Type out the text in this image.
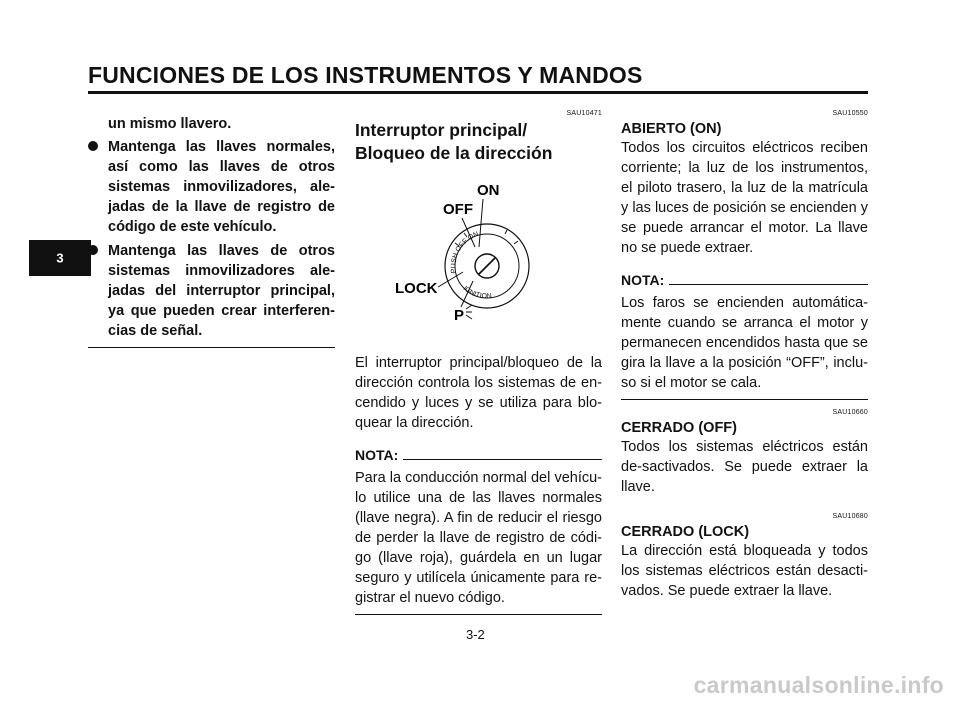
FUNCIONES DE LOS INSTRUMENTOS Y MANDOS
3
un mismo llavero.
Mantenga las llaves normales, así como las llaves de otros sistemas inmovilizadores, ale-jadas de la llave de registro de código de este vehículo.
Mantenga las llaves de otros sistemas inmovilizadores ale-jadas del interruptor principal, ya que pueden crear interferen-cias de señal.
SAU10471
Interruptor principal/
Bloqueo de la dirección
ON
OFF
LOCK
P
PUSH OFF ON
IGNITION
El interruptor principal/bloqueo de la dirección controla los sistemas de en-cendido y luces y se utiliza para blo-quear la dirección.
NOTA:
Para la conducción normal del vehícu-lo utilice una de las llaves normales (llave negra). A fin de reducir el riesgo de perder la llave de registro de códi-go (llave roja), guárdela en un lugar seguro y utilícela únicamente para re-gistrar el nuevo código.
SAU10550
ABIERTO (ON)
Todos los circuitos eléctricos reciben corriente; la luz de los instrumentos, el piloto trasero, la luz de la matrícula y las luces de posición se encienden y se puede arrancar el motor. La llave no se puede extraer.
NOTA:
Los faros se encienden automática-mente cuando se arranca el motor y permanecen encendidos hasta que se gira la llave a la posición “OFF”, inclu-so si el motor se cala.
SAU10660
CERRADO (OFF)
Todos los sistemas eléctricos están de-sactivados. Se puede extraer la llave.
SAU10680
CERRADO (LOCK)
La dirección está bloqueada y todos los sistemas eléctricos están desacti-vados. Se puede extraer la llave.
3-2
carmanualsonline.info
****************
Exercise goal. Retype the records exactly. Any image in them should not appear in what you write.

Response below.
Type out the text in this image.
FUNCIONES DE LOS INSTRUMENTOS Y MANDOS
3
un mismo llavero.
Mantenga las llaves normales, así como las llaves de otros sistemas inmovilizadores, ale-jadas de la llave de registro de código de este vehículo.
Mantenga las llaves de otros sistemas inmovilizadores ale-jadas del interruptor principal, ya que pueden crear interferen-cias de señal.
SAU10471
Interruptor principal/
Bloqueo de la dirección
ON
OFF
LOCK
P
PUSH OFF ON
IGNITION
El interruptor principal/bloqueo de la dirección controla los sistemas de en-cendido y luces y se utiliza para blo-quear la dirección.
NOTA:
Para la conducción normal del vehícu-lo utilice una de las llaves normales (llave negra). A fin de reducir el riesgo de perder la llave de registro de códi-go (llave roja), guárdela en un lugar seguro y utilícela únicamente para re-gistrar el nuevo código.
SAU10550
ABIERTO (ON)
Todos los circuitos eléctricos reciben corriente; la luz de los instrumentos, el piloto trasero, la luz de la matrícula y las luces de posición se encienden y se puede arrancar el motor. La llave no se puede extraer.
NOTA:
Los faros se encienden automática-mente cuando se arranca el motor y permanecen encendidos hasta que se gira la llave a la posición “OFF”, inclu-so si el motor se cala.
SAU10660
CERRADO (OFF)
Todos los sistemas eléctricos están de-sactivados. Se puede extraer la llave.
SAU10680
CERRADO (LOCK)
La dirección está bloqueada y todos los sistemas eléctricos están desacti-vados. Se puede extraer la llave.
3-2
carmanualsonline.info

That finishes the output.